Given exercise — Your task is to repeat the listing exactly.

— start of Supplied entries —

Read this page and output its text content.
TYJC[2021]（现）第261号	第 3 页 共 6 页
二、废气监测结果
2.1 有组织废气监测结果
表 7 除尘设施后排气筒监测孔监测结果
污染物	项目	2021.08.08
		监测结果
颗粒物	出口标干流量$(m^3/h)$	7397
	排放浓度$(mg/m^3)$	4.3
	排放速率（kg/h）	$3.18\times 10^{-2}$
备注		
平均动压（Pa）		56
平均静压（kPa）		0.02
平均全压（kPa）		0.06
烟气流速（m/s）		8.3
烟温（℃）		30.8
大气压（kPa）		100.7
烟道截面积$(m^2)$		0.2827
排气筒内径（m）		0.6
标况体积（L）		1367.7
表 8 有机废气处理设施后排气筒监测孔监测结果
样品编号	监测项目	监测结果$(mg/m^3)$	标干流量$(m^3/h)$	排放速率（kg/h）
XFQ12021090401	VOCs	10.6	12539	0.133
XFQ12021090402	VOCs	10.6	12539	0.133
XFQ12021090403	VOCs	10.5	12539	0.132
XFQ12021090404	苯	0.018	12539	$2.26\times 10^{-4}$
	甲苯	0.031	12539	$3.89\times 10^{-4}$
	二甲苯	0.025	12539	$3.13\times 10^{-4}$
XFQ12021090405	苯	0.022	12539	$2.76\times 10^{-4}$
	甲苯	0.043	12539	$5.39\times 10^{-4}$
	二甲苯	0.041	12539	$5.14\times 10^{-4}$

— end of Supplied entries —

Solution for this problem —
Read this page and output its text content.
TYJC[2021]（现）第261号	第 3 页 共 6 页
二、废气监测结果
2.1 有组织废气监测结果
表 7 除尘设施后排气筒监测孔监测结果
污染物	项目	2021.08.08
		监测结果
颗粒物	出口标干流量$(m^3/h)$	7397
	排放浓度$(mg/m^3)$	4.3
	排放速率（kg/h）	$3.18\times 10^{-2}$
备注		
平均动压（Pa）		56
平均静压（kPa）		0.02
平均全压（kPa）		0.06
烟气流速（m/s）		8.3
烟温（℃）		30.8
大气压（kPa）		100.7
烟道截面积$(m^2)$		0.2827
排气筒内径（m）		0.6
标况体积（L）		1367.7
表 8 有机废气处理设施后排气筒监测孔监测结果
样品编号	监测项目	监测结果$(mg/m^3)$	标干流量$(m^3/h)$	排放速率（kg/h）
XFQ12021090401	VOCs	10.6	12539	0.133
XFQ12021090402	VOCs	10.6	12539	0.133
XFQ12021090403	VOCs	10.5	12539	0.132
XFQ12021090404	苯	0.018	12539	$2.26\times 10^{-4}$
	甲苯	0.031	12539	$3.89\times 10^{-4}$
	二甲苯	0.025	12539	$3.13\times 10^{-4}$
XFQ12021090405	苯	0.022	12539	$2.76\times 10^{-4}$
	甲苯	0.043	12539	$5.39\times 10^{-4}$
	二甲苯	0.041	12539	$5.14\times 10^{-4}$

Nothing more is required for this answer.